● **Task brief**
Print the data exactly, leaving nothing out.

Data items:
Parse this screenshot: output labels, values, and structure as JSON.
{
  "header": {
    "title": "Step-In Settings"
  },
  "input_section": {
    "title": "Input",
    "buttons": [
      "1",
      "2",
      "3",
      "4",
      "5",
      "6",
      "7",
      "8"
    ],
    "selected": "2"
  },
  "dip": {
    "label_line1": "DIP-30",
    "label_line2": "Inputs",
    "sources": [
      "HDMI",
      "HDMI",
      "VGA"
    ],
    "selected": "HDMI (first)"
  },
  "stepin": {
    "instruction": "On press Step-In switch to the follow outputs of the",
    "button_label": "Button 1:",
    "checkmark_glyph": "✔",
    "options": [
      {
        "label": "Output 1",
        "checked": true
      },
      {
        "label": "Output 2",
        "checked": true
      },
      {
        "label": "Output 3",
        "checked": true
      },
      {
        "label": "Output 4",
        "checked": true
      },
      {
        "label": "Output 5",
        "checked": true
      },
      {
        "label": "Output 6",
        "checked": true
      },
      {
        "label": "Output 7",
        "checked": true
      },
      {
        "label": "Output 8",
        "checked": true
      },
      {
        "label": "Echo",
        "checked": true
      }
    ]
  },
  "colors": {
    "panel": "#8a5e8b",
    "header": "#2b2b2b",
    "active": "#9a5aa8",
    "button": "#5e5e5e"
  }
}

● **Response to the exercise**
Parse this screenshot: output labels, values, and structure as JSON.
{
  "header": {
    "title": "Step-In Settings"
  },
  "input_section": {
    "title": "Input",
    "buttons": [
      "1",
      "2",
      "3",
      "4",
      "5",
      "6",
      "7",
      "8"
    ],
    "selected": "2"
  },
  "dip": {
    "label_line1": "DIP-30",
    "label_line2": "Inputs",
    "sources": [
      "HDMI",
      "HDMI",
      "VGA"
    ],
    "selected": "HDMI (first)"
  },
  "stepin": {
    "instruction": "On press Step-In switch to the follow outputs of the",
    "button_label": "Button 1:",
    "checkmark_glyph": "✔",
    "options": [
      {
        "label": "Output 1",
        "checked": true
      },
      {
        "label": "Output 2",
        "checked": true
      },
      {
        "label": "Output 3",
        "checked": true
      },
      {
        "label": "Output 4",
        "checked": true
      },
      {
        "label": "Output 5",
        "checked": true
      },
      {
        "label": "Output 6",
        "checked": true
      },
      {
        "label": "Output 7",
        "checked": true
      },
      {
        "label": "Output 8",
        "checked": true
      },
      {
        "label": "Echo",
        "checked": true
      }
    ]
  },
  "colors": {
    "panel": "#8a5e8b",
    "header": "#2b2b2b",
    "active": "#9a5aa8",
    "button": "#5e5e5e"
  }
}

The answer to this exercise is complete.